>> begin PROVIDED RECORDS
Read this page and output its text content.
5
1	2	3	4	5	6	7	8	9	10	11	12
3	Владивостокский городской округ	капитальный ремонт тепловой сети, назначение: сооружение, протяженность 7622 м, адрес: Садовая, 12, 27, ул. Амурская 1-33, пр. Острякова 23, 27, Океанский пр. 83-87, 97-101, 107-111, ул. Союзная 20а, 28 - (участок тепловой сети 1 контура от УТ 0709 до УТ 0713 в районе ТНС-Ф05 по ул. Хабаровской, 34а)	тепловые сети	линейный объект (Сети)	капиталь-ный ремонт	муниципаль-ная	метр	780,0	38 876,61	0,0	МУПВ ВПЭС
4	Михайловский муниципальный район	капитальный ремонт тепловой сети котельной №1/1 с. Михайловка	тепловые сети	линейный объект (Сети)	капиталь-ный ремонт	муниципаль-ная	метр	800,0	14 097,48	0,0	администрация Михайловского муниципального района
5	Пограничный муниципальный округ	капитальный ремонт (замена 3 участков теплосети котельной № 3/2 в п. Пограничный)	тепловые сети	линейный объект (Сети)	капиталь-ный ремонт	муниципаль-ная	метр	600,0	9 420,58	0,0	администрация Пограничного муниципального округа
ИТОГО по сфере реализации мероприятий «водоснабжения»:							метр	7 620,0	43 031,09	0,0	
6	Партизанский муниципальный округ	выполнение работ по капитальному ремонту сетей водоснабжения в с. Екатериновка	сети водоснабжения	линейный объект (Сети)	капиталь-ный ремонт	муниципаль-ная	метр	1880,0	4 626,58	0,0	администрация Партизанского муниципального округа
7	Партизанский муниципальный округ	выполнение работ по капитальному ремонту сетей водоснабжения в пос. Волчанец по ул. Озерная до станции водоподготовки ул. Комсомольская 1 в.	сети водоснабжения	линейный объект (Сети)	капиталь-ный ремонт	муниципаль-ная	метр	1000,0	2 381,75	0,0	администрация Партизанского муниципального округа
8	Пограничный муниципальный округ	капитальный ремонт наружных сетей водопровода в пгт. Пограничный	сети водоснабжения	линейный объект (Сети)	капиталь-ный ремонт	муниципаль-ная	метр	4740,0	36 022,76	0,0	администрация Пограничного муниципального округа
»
>> end PROVIDED RECORDS
» **THE EXERCISE**:
Reproduce the full listing word for word.

» **FULL OUTPUT**:
Read this page and output its text content.
5
1	2	3	4	5	6	7	8	9	10	11	12
3	Владивостокский городской округ	капитальный ремонт тепловой сети, назначение: сооружение, протяженность 7622 м, адрес: Садовая, 12, 27, ул. Амурская 1-33, пр. Острякова 23, 27, Океанский пр. 83-87, 97-101, 107-111, ул. Союзная 20а, 28 - (участок тепловой сети 1 контура от УТ 0709 до УТ 0713 в районе ТНС-Ф05 по ул. Хабаровской, 34а)	тепловые сети	линейный объект (Сети)	капиталь-ный ремонт	муниципаль-ная	метр	780,0	38 876,61	0,0	МУПВ ВПЭС
4	Михайловский муниципальный район	капитальный ремонт тепловой сети котельной №1/1 с. Михайловка	тепловые сети	линейный объект (Сети)	капиталь-ный ремонт	муниципаль-ная	метр	800,0	14 097,48	0,0	администрация Михайловского муниципального района
5	Пограничный муниципальный округ	капитальный ремонт (замена 3 участков теплосети котельной № 3/2 в п. Пограничный)	тепловые сети	линейный объект (Сети)	капиталь-ный ремонт	муниципаль-ная	метр	600,0	9 420,58	0,0	администрация Пограничного муниципального округа
ИТОГО по сфере реализации мероприятий «водоснабжения»:							метр	7 620,0	43 031,09	0,0	
6	Партизанский муниципальный округ	выполнение работ по капитальному ремонту сетей водоснабжения в с. Екатериновка	сети водоснабжения	линейный объект (Сети)	капиталь-ный ремонт	муниципаль-ная	метр	1880,0	4 626,58	0,0	администрация Партизанского муниципального округа
7	Партизанский муниципальный округ	выполнение работ по капитальному ремонту сетей водоснабжения в пос. Волчанец по ул. Озерная до станции водоподготовки ул. Комсомольская 1 в.	сети водоснабжения	линейный объект (Сети)	капиталь-ный ремонт	муниципаль-ная	метр	1000,0	2 381,75	0,0	администрация Партизанского муниципального округа
8	Пограничный муниципальный округ	капитальный ремонт наружных сетей водопровода в пгт. Пограничный	сети водоснабжения	линейный объект (Сети)	капиталь-ный ремонт	муниципаль-ная	метр	4740,0	36 022,76	0,0	администрация Пограничного муниципального округа
»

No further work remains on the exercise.